• Exercises to complete
1. Extract from the G8 summit briefing the words starting at "Reflecting the importance" and ending at "unscripted, informal discussion.", copying them exactly.
2. Using the G8 summit briefing, decide whether each statement agrees with it, answering yes or no and quoting the deciding words of the briefing exactly: (a) The leaders' formal discussions begin on Wednesday morning. (b) The first session will focus on using the private sector to reduce poverty. (c) The first formal session between the leaders is planned as a scripted, formal discussion.

___ Supplied passage

International Media Center Savannah, Georgia
11:04 A.M. EDT
SENIOR ADMINISTRATION OFFICIAL: Thank you. President Reagan was
instrumental in raising the profile of this summit and using it as a
forum for leaders to discuss global economic issues. This summit will
continue this tradition by highlighting the critical role of raising
and sustaining economic growth in order to advance freedom and make the
world safer and more prosperous.
Reflecting the importance of these issues, the G8 leaders'
discussions will formally begin on Wednesday morning with two full
sessions dedicated to global economic issues. The first of these
sessions will focus on raising global economic growth and promoting
trade. The second session will focus on a set of initiatives to
harness the power of the private sector to reduce poverty.
My comments will provide an overview of the first session on global
growth, and my colleague will then step in and talk about the second
The first formal session between the leaders will focus on the
global economic and measures each of their countries are taking to spur
and sustain global economic growth, especially through free trade.
This will largely be an unscripted, informal discussion.

______
___ Data

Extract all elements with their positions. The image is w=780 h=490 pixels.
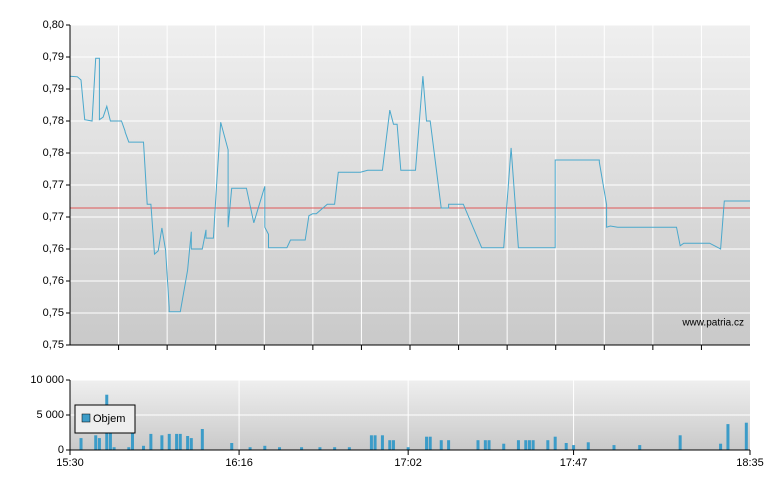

______

• Answers to each task
1.
Reflecting the importance of these issues, the G8 leaders'
discussions will formally begin on Wednesday morning with two full
sessions dedicated to global economic issues. The first of these
sessions will focus on raising global economic growth and promoting
trade. The second session will focus on a set of initiatives to
harness the power of the private sector to reduce poverty.
My comments will provide an overview of the first session on global
growth, and my colleague will then step in and talk about the second
The first formal session between the leaders will focus on the
global economic and measures each of their countries are taking to spur
and sustain global economic growth, especially through free trade.
This will largely be an unscripted, informal discussion.

2.
(a) Yes: "the G8 leaders' discussions will formally begin on Wednesday morning"
(b) No: "The first of these sessions will focus on raising global economic growth and promoting trade."
(c) No: "This will largely be an unscripted, informal discussion."